Stored records

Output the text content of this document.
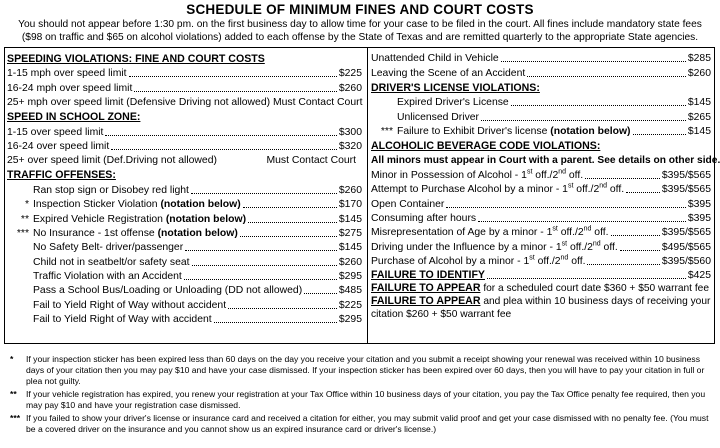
SCHEDULE OF MINIMUM FINES AND COURT COSTS
You should not appear before 1:30 pm. on the first business day to allow time for your case to be filed in the court. All fines include mandatory state fees
($98 on traffic and $65 on alcohol violations) added to each offense by the State of Texas and are remitted quarterly to the appropriate State agencies.
SPEEDING VIOLATIONS: FINE AND COURT COSTS
1-15 mph over speed limit	$225
16-24 mph over speed limit	$260
25+ mph over speed limit (Defensive Driving not allowed) Must Contact Court
SPEED IN SCHOOL ZONE:
1-15 over speed limit	$300
16-24 over speed limit	$320
25+ over speed limit (Def.Driving not allowed)	Must Contact Court
TRAFFIC OFFENSES:
Ran stop sign or Disobey red light	$260
* Inspection Sticker Violation (notation below)	$170
** Expired Vehicle Registration (notation below)	$145
*** No Insurance - 1st offense (notation below)	$275
No Safety Belt- driver/passenger	$145
Child not in seatbelt/or safety seat	$260
Traffic Violation with an Accident	$295
Pass a School Bus/Loading or Unloading (DD not allowed)	$485
Fail to Yield Right of Way without accident	$225
Fail to Yield Right of Way with accident	$295
Unattended Child in Vehicle	$285
Leaving the Scene of an Accident	$260
DRIVER'S LICENSE VIOLATIONS:
Expired Driver's License	$145
Unlicensed Driver	$265
*** Failure to Exhibit Driver's license (notation below)	$145
ALCOHOLIC BEVERAGE CODE VIOLATIONS:
All minors must appear in Court with a parent. See details on other side.
Minor in Possession of Alcohol - 1st off./2nd off.	$395/$565
Attempt to Purchase Alcohol by a minor - 1st off./2nd off.	$395/$565
Open Container	$395
Consuming after hours	$395
Misrepresentation of Age by a minor - 1st off./2nd off.	$395/$565
Driving under the Influence by a minor - 1st off./2nd off.	$495/$565
Purchase of Alcohol by a minor - 1st off./2nd off.	$395/$560
FAILURE TO IDENTIFY	$425
FAILURE TO APPEAR for a scheduled court date $360 + $50 warrant fee
FAILURE TO APPEAR and plea within 10 business days of receiving your citation $260 + $50 warrant fee
*	If your inspection sticker has been expired less than 60 days on the day you receive your citation and you submit a receipt showing your renewal was received within 10 business days of your citation then you may pay $10 and have your case dismissed. If your inspection sticker has been expired over 60 days, then you will have to pay your citation in full or plea not guilty.
**	If your vehicle registration has expired, you renew your registration at your Tax Office within 10 business days of your citation, you pay the Tax Office penalty fee required, then you may pay $10 and have your registration case dismissed.
*** If you failed to show your driver's license or insurance card and received a citation for either, you may submit valid proof and get your case dismissed with no penalty fee. (You must be a covered driver on the insurance and you cannot show us an expired insurance card or driver's license.)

**Your goal**. Pictures in the records above are left out; print everything else exactly as written.

**Written solution**.
Output the text content of this document.
SCHEDULE OF MINIMUM FINES AND COURT COSTS
You should not appear before 1:30 pm. on the first business day to allow time for your case to be filed in the court. All fines include mandatory state fees
($98 on traffic and $65 on alcohol violations) added to each offense by the State of Texas and are remitted quarterly to the appropriate State agencies.
SPEEDING VIOLATIONS: FINE AND COURT COSTS
1-15 mph over speed limit	$225
16-24 mph over speed limit	$260
25+ mph over speed limit (Defensive Driving not allowed) Must Contact Court
SPEED IN SCHOOL ZONE:
1-15 over speed limit	$300
16-24 over speed limit	$320
25+ over speed limit (Def.Driving not allowed)	Must Contact Court
TRAFFIC OFFENSES:
Ran stop sign or Disobey red light	$260
* Inspection Sticker Violation (notation below)	$170
** Expired Vehicle Registration (notation below)	$145
*** No Insurance - 1st offense (notation below)	$275
No Safety Belt- driver/passenger	$145
Child not in seatbelt/or safety seat	$260
Traffic Violation with an Accident	$295
Pass a School Bus/Loading or Unloading (DD not allowed)	$485
Fail to Yield Right of Way without accident	$225
Fail to Yield Right of Way with accident	$295
Unattended Child in Vehicle	$285
Leaving the Scene of an Accident	$260
DRIVER'S LICENSE VIOLATIONS:
Expired Driver's License	$145
Unlicensed Driver	$265
*** Failure to Exhibit Driver's license (notation below)	$145
ALCOHOLIC BEVERAGE CODE VIOLATIONS:
All minors must appear in Court with a parent. See details on other side.
Minor in Possession of Alcohol - 1st off./2nd off.	$395/$565
Attempt to Purchase Alcohol by a minor - 1st off./2nd off.	$395/$565
Open Container	$395
Consuming after hours	$395
Misrepresentation of Age by a minor - 1st off./2nd off.	$395/$565
Driving under the Influence by a minor - 1st off./2nd off.	$495/$565
Purchase of Alcohol by a minor - 1st off./2nd off.	$395/$560
FAILURE TO IDENTIFY	$425
FAILURE TO APPEAR for a scheduled court date $360 + $50 warrant fee
FAILURE TO APPEAR and plea within 10 business days of receiving your citation $260 + $50 warrant fee
*	If your inspection sticker has been expired less than 60 days on the day you receive your citation and you submit a receipt showing your renewal was received within 10 business days of your citation then you may pay $10 and have your case dismissed. If your inspection sticker has been expired over 60 days, then you will have to pay your citation in full or plea not guilty.
**	If your vehicle registration has expired, you renew your registration at your Tax Office within 10 business days of your citation, you pay the Tax Office penalty fee required, then you may pay $10 and have your registration case dismissed.
*** If you failed to show your driver's license or insurance card and received a citation for either, you may submit valid proof and get your case dismissed with no penalty fee. (You must be a covered driver on the insurance and you cannot show us an expired insurance card or driver's license.)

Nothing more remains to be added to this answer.